• **Exercise goal**
Copy all lines below containing "UBYTE".

Collected data
—————

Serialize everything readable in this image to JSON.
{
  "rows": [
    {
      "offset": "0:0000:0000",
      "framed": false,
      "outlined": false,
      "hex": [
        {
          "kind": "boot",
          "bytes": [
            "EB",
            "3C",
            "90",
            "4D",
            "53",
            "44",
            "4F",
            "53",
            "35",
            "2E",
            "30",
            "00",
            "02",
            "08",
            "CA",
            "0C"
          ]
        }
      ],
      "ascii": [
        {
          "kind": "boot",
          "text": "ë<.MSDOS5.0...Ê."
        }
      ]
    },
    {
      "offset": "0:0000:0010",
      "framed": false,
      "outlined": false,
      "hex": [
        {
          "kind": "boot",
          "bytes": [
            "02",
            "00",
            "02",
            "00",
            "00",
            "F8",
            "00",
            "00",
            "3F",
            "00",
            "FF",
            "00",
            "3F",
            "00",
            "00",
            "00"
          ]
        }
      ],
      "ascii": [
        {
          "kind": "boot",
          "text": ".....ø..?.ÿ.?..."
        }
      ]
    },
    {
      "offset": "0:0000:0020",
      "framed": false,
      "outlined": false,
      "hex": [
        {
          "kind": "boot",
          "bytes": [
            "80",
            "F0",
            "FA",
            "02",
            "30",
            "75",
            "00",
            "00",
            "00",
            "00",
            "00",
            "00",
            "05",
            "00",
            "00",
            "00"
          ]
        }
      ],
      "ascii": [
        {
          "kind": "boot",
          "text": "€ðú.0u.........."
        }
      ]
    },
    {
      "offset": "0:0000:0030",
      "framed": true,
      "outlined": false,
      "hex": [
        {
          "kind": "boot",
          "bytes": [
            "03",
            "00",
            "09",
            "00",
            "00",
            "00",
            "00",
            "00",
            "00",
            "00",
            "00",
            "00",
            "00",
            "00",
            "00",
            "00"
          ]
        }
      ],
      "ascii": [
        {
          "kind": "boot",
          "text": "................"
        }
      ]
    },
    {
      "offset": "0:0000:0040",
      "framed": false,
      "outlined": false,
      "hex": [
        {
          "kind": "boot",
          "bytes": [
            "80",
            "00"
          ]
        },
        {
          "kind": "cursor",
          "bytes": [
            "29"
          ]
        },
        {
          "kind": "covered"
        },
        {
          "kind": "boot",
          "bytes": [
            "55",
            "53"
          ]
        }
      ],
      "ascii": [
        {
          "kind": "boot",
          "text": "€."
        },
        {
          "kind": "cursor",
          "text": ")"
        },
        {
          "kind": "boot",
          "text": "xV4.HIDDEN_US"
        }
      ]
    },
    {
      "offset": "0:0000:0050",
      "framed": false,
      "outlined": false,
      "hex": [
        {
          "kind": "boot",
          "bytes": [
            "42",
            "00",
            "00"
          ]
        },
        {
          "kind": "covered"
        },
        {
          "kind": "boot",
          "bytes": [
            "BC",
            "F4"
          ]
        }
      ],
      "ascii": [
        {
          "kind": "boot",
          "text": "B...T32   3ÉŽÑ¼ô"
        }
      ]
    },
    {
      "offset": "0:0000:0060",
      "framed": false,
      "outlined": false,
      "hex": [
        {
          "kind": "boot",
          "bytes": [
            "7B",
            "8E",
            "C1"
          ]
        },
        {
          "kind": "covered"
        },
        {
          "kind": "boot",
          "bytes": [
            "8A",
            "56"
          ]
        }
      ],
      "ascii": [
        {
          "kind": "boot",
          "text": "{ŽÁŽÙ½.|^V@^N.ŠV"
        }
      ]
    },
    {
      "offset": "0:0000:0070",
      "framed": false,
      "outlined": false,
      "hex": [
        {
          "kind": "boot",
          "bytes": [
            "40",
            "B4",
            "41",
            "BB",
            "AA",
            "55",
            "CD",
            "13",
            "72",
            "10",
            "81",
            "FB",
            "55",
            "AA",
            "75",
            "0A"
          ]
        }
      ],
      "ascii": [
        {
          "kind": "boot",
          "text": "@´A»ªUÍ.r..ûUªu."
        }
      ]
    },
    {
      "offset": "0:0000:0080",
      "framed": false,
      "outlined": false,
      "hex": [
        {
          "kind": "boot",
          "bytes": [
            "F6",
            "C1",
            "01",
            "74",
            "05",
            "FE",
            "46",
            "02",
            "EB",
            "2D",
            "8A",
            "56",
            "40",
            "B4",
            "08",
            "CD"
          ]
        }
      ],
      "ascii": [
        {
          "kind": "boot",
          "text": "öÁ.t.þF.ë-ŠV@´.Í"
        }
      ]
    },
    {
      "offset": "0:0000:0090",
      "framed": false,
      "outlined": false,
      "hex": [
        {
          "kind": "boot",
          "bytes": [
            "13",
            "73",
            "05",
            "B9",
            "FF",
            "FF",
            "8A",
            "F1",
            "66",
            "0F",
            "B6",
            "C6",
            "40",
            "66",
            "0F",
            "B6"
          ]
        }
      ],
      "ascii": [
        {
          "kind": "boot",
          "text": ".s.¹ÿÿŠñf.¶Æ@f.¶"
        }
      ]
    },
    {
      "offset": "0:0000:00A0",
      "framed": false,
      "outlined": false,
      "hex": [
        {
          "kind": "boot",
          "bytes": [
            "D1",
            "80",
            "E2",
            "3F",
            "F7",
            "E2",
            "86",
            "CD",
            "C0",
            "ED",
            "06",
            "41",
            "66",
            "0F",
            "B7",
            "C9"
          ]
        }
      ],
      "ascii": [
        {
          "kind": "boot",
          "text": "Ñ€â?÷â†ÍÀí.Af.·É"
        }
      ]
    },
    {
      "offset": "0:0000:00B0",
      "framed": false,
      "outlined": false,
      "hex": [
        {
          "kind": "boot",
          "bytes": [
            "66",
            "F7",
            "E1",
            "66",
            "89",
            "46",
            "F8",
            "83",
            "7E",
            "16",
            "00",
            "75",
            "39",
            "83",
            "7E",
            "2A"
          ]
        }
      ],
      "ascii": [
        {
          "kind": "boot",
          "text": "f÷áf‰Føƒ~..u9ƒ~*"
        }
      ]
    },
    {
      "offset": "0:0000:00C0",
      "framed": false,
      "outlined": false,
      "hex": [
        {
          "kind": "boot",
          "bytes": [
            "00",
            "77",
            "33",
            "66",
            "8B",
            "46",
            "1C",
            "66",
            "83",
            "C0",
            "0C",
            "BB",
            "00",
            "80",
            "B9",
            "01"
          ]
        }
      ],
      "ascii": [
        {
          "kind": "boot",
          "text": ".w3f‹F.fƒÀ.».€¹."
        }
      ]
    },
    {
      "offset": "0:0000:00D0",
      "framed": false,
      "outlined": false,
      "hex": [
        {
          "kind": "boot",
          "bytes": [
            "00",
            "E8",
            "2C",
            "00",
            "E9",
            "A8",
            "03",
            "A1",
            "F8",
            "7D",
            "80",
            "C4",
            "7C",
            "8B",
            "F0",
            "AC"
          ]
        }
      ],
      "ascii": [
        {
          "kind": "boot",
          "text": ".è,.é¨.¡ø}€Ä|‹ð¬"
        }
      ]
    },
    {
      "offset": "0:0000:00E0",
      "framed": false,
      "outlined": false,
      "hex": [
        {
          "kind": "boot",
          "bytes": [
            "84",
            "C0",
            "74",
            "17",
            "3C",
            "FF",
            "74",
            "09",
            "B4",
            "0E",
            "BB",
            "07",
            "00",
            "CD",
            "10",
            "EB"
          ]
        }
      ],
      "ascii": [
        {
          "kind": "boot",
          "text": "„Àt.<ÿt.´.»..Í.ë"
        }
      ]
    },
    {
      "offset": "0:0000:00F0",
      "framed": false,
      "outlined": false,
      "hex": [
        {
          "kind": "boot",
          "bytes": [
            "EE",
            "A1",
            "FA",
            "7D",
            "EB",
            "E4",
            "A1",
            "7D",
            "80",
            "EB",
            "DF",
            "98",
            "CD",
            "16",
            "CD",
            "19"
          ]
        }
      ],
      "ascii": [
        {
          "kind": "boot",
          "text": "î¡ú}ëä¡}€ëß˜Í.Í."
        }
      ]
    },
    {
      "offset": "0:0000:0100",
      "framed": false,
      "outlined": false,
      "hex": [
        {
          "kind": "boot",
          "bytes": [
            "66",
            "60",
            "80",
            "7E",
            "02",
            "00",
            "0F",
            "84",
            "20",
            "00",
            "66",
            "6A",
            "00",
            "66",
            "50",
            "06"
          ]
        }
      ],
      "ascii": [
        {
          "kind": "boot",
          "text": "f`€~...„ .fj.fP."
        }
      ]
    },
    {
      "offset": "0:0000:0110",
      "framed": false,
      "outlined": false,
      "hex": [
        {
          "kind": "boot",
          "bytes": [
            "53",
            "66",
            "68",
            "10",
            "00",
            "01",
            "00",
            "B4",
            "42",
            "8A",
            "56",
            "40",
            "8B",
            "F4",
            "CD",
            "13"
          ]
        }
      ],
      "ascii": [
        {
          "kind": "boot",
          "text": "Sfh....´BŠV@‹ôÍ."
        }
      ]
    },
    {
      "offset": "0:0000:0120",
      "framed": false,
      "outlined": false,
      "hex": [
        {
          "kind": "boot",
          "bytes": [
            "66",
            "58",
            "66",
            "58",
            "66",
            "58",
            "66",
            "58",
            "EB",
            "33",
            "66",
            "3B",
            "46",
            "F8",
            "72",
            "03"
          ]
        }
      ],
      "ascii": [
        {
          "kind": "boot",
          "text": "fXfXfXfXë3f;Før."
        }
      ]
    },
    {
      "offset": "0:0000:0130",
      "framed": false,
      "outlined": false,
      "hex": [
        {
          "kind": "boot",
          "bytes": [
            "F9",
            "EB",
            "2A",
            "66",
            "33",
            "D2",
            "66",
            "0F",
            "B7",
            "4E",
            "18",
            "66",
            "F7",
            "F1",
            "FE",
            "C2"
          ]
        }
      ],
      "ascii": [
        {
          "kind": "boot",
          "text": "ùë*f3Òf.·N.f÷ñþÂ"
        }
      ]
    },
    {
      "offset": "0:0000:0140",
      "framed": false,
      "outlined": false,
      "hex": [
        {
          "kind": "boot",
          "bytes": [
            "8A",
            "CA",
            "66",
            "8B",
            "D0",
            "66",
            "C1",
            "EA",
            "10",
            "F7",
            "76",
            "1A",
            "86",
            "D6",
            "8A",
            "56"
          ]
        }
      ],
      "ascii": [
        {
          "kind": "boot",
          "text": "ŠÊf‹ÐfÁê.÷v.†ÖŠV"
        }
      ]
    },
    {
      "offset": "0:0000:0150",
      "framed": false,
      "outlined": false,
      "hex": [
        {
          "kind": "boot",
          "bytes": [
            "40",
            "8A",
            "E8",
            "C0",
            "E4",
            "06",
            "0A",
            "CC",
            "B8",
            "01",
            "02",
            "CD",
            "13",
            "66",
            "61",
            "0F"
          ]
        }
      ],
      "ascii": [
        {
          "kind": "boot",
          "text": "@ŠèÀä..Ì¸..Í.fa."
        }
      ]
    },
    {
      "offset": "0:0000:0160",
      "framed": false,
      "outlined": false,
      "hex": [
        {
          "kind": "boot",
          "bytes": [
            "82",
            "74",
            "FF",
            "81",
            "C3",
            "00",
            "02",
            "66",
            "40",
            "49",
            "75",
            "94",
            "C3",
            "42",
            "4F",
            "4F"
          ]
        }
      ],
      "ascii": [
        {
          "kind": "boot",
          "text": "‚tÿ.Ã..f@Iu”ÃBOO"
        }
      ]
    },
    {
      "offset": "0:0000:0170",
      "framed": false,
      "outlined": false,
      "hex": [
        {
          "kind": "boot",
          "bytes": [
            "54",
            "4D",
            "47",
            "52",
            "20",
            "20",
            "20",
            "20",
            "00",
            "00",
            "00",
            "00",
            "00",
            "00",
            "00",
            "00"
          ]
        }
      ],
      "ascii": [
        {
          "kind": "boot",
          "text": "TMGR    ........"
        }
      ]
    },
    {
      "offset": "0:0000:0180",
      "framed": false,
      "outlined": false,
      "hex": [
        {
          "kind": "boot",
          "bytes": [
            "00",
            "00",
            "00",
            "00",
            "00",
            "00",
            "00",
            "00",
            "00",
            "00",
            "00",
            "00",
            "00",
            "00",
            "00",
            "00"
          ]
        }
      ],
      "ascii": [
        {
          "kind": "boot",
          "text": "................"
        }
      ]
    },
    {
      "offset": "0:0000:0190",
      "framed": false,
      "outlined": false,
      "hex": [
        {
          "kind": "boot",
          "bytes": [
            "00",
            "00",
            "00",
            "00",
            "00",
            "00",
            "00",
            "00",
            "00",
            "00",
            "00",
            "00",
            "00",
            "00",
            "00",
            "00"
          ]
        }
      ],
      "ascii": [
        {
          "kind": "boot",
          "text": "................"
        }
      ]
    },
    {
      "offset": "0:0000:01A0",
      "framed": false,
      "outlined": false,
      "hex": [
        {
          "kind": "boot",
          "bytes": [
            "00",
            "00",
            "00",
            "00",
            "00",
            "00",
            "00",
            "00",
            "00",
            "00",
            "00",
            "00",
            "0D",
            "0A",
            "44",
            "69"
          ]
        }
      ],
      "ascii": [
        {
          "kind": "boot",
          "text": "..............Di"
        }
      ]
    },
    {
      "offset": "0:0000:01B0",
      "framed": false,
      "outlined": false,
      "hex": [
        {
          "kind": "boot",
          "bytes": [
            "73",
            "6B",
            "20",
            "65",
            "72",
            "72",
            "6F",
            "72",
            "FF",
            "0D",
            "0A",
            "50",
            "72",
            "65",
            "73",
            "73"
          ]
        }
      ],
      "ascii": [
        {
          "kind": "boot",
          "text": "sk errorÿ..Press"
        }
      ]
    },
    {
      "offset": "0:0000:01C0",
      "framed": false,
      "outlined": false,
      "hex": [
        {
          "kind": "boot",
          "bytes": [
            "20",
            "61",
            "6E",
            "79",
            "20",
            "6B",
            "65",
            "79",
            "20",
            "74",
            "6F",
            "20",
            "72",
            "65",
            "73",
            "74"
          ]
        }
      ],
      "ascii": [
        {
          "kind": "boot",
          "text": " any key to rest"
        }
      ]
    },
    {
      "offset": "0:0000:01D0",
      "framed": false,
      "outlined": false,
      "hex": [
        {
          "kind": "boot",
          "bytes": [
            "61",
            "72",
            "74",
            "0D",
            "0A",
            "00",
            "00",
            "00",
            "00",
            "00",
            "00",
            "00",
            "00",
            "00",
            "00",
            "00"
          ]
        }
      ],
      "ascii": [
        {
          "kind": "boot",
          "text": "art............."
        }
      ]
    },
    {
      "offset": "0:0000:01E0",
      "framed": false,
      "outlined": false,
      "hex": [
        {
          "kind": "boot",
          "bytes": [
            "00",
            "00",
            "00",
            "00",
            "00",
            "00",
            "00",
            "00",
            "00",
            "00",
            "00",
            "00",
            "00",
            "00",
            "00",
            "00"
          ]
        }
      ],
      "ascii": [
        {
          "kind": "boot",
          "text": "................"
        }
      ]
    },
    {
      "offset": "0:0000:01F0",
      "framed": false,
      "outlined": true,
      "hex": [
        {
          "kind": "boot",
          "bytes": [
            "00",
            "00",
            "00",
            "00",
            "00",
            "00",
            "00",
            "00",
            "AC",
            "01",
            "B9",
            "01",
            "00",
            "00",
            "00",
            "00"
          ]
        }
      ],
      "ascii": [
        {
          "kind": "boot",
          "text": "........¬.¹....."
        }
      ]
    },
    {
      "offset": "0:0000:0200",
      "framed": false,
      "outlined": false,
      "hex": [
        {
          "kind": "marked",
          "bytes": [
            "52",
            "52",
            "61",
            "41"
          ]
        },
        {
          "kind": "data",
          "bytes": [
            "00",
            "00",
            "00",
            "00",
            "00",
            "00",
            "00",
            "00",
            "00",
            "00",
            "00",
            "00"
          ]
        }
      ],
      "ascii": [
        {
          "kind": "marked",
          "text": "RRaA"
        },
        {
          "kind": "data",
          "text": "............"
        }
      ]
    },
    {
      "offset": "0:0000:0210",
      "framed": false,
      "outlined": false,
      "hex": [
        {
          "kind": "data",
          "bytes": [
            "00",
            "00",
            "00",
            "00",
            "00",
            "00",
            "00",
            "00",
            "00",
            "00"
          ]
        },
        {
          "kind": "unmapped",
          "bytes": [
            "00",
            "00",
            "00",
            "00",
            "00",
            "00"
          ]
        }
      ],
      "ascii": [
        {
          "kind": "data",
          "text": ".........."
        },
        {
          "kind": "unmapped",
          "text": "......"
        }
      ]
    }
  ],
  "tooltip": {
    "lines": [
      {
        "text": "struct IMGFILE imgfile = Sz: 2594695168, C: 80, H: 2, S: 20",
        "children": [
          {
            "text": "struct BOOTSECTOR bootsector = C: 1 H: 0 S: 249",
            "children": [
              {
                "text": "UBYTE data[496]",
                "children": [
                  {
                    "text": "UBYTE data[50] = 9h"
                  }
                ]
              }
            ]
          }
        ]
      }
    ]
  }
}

—————

• **Finished answer**
                "text": "UBYTE data[496]",
                    "text": "UBYTE data[50] = 9h"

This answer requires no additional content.